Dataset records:
######

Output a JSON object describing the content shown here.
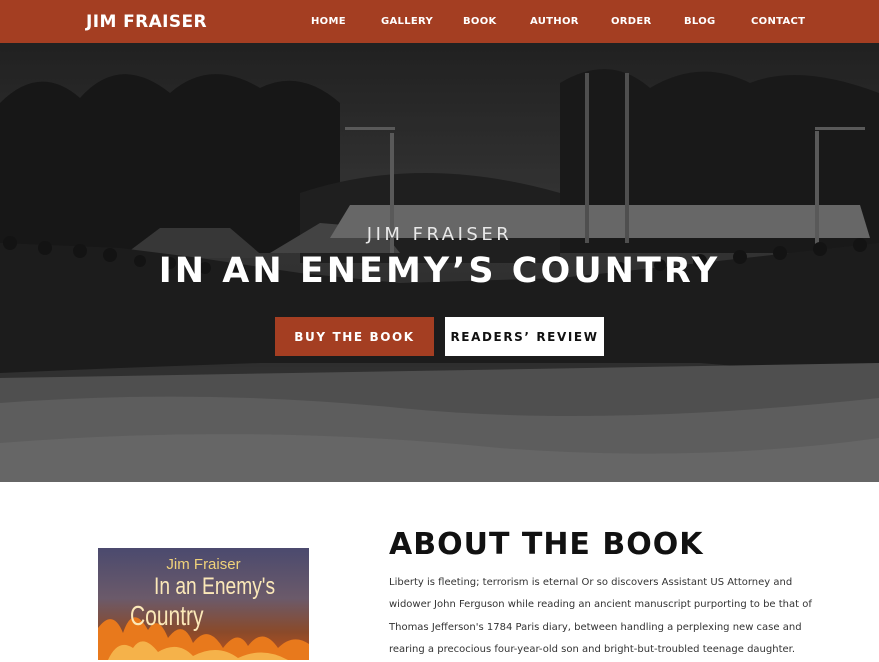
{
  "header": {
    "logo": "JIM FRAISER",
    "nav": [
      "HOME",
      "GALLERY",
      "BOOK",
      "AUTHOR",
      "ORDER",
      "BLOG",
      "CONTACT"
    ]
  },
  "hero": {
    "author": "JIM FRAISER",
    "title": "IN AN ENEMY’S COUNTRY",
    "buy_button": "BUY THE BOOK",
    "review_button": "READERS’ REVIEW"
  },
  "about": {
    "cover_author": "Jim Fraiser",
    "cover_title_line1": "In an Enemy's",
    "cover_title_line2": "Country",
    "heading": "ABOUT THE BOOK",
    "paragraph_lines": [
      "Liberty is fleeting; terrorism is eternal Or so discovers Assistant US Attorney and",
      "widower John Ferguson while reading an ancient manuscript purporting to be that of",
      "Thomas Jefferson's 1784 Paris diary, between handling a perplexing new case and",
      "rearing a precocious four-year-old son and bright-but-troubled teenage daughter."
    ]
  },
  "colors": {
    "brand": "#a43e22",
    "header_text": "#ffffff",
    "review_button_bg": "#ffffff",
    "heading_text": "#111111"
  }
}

######

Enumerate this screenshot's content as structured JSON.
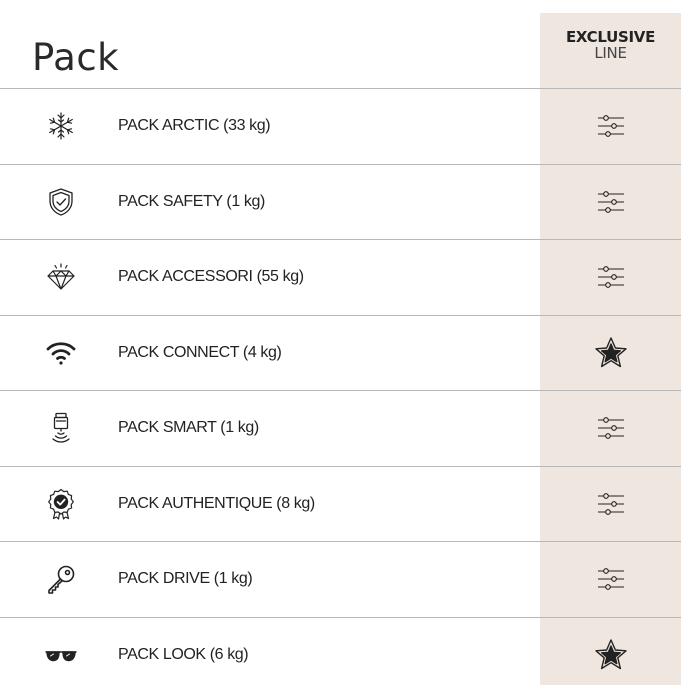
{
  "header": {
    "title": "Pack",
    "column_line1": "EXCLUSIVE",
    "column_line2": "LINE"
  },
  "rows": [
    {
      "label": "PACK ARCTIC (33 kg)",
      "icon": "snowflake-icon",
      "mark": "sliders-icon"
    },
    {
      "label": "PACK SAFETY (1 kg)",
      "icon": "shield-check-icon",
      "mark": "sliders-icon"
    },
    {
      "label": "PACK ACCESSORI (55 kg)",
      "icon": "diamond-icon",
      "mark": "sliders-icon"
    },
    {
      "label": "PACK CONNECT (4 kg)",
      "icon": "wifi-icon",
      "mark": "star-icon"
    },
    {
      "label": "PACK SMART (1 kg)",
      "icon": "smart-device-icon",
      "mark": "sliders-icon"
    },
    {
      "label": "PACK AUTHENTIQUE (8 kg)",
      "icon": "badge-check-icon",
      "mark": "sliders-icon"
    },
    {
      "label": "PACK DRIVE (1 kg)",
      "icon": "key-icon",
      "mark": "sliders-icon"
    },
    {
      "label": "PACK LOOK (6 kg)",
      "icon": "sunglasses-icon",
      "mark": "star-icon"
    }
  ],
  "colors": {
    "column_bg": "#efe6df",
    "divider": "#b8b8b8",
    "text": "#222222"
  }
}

######

__Exercise description__
Pull out every line containing "ffffff".

__The result__
    "header_text": "#ffffff",
    "review_button_bg": "#ffffff",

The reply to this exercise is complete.